[Stored data]
━━━━

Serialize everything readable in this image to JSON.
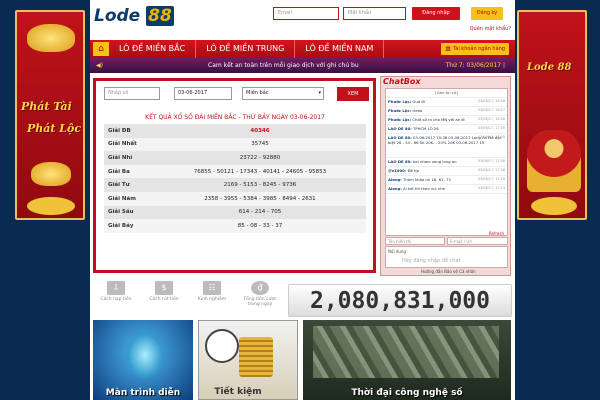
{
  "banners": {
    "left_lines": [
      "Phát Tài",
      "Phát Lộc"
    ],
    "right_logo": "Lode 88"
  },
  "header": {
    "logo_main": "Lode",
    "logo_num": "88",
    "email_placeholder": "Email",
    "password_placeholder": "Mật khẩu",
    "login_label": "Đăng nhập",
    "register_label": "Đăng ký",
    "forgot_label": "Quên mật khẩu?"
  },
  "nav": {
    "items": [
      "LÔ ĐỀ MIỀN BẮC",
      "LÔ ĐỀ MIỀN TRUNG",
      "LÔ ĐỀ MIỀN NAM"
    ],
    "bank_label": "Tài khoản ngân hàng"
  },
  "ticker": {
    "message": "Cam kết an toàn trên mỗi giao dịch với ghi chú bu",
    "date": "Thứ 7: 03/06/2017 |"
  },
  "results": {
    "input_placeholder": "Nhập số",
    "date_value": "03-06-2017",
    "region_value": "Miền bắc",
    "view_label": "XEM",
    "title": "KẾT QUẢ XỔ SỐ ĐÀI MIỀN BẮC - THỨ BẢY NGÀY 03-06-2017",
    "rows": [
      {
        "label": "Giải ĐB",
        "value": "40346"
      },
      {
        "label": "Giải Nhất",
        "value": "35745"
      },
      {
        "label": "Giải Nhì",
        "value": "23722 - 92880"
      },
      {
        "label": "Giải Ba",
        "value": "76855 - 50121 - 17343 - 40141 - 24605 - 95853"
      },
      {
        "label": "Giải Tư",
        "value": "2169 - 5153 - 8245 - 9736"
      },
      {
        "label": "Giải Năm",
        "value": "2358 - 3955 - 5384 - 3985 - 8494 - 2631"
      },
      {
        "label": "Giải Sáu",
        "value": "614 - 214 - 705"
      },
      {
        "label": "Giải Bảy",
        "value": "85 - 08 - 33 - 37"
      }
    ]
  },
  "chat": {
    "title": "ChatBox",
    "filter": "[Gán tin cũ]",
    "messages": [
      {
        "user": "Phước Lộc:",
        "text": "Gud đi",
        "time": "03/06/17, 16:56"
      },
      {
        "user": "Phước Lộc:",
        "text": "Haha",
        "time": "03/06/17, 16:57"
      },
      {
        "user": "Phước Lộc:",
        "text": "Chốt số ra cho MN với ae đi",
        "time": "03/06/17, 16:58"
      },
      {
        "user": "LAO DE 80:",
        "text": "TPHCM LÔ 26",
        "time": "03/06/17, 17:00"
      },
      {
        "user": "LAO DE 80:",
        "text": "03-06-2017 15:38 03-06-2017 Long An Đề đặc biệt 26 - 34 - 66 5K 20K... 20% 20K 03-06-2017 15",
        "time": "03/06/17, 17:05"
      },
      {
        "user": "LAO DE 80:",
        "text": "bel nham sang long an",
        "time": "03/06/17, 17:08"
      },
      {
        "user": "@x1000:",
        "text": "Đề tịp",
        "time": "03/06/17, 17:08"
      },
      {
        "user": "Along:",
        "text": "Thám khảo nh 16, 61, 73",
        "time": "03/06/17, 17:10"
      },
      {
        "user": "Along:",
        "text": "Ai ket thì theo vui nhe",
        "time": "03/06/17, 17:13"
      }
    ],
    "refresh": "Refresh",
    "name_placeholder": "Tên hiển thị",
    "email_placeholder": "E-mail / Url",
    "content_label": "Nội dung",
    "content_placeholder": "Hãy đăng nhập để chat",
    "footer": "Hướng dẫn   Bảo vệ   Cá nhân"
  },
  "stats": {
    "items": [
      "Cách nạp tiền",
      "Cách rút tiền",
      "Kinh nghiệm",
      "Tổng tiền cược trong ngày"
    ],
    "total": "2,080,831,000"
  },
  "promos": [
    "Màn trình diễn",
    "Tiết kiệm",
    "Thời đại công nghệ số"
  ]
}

━━━━

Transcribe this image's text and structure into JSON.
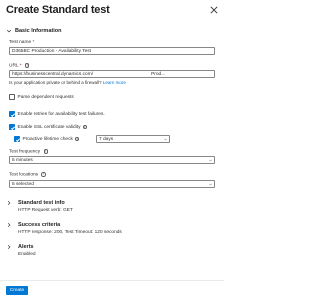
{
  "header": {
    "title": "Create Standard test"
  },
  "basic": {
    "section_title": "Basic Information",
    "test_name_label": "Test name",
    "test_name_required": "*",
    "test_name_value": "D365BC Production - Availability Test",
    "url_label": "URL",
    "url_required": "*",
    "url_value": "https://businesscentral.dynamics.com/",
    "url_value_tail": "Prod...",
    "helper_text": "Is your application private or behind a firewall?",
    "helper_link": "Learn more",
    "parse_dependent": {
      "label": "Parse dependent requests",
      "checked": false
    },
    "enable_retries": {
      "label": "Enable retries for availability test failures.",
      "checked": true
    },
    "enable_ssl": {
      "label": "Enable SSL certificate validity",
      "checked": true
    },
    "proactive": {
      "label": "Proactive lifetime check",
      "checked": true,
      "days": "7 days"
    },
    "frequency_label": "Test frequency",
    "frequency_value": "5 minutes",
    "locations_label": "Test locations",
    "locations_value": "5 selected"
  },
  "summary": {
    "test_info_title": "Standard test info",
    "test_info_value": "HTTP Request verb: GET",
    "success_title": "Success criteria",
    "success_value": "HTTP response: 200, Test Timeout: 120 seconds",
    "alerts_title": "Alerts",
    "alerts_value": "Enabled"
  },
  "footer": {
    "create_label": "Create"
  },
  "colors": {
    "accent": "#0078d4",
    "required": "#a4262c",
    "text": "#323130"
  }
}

━━━━

Task brief:
Using the material above, count the lines containing the word "JSON". Reply with the number alone.

Exercise answer:
2